* [The exercise] Write out the entire listing below exactly, with the pictures left out.

Data entries
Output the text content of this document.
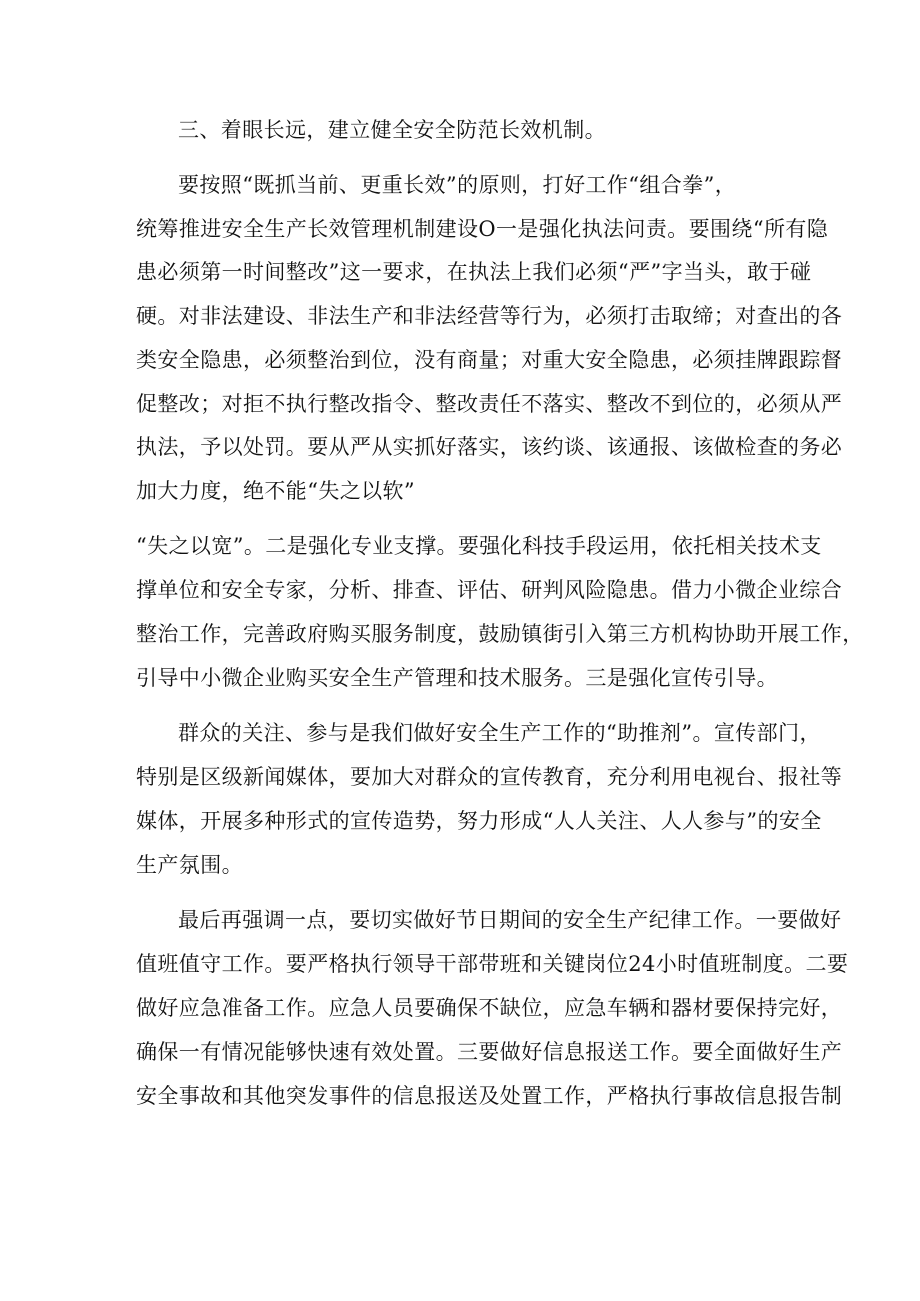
三、着眼长远，建立健全安全防范长效机制。
要按照“既抓当前、更重长效”的原则，打好工作“组合拳”，
统筹推进安全生产长效管理机制建设O一是强化执法问责。要围绕“所有隐
患必须第一时间整改”这一要求，在执法上我们必须“严”字当头，敢于碰
硬。对非法建设、非法生产和非法经营等行为，必须打击取缔；对查出的各
类安全隐患，必须整治到位，没有商量；对重大安全隐患，必须挂牌跟踪督
促整改；对拒不执行整改指令、整改责任不落实、整改不到位的，必须从严
执法，予以处罚。要从严从实抓好落实，该约谈、该通报、该做检查的务必
加大力度，绝不能“失之以软”
“失之以宽”。二是强化专业支撑。要强化科技手段运用，依托相关技术支
撑单位和安全专家，分析、排查、评估、研判风险隐患。借力小微企业综合
整治工作，完善政府购买服务制度，鼓励镇街引入第三方机构协助开展工作，
引导中小微企业购买安全生产管理和技术服务。三是强化宣传引导。
群众的关注、参与是我们做好安全生产工作的“助推剂”。宣传部门，
特别是区级新闻媒体，要加大对群众的宣传教育，充分利用电视台、报社等
媒体，开展多种形式的宣传造势，努力形成“人人关注、人人参与”的安全
生产氛围。
最后再强调一点，要切实做好节日期间的安全生产纪律工作。一要做好
值班值守工作。要严格执行领导干部带班和关键岗位24小时值班制度。二要
做好应急准备工作。应急人员要确保不缺位，应急车辆和器材要保持完好，
确保一有情况能够快速有效处置。三要做好信息报送工作。要全面做好生产
安全事故和其他突发事件的信息报送及处置工作，严格执行事故信息报告制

* [Result]
Output the text content of this document.
三、着眼长远，建立健全安全防范长效机制。
要按照“既抓当前、更重长效”的原则，打好工作“组合拳”，
统筹推进安全生产长效管理机制建设O一是强化执法问责。要围绕“所有隐
患必须第一时间整改”这一要求，在执法上我们必须“严”字当头，敢于碰
硬。对非法建设、非法生产和非法经营等行为，必须打击取缔；对查出的各
类安全隐患，必须整治到位，没有商量；对重大安全隐患，必须挂牌跟踪督
促整改；对拒不执行整改指令、整改责任不落实、整改不到位的，必须从严
执法，予以处罚。要从严从实抓好落实，该约谈、该通报、该做检查的务必
加大力度，绝不能“失之以软”
“失之以宽”。二是强化专业支撑。要强化科技手段运用，依托相关技术支
撑单位和安全专家，分析、排查、评估、研判风险隐患。借力小微企业综合
整治工作，完善政府购买服务制度，鼓励镇街引入第三方机构协助开展工作，
引导中小微企业购买安全生产管理和技术服务。三是强化宣传引导。
群众的关注、参与是我们做好安全生产工作的“助推剂”。宣传部门，
特别是区级新闻媒体，要加大对群众的宣传教育，充分利用电视台、报社等
媒体，开展多种形式的宣传造势，努力形成“人人关注、人人参与”的安全
生产氛围。
最后再强调一点，要切实做好节日期间的安全生产纪律工作。一要做好
值班值守工作。要严格执行领导干部带班和关键岗位24小时值班制度。二要
做好应急准备工作。应急人员要确保不缺位，应急车辆和器材要保持完好，
确保一有情况能够快速有效处置。三要做好信息报送工作。要全面做好生产
安全事故和其他突发事件的信息报送及处置工作，严格执行事故信息报告制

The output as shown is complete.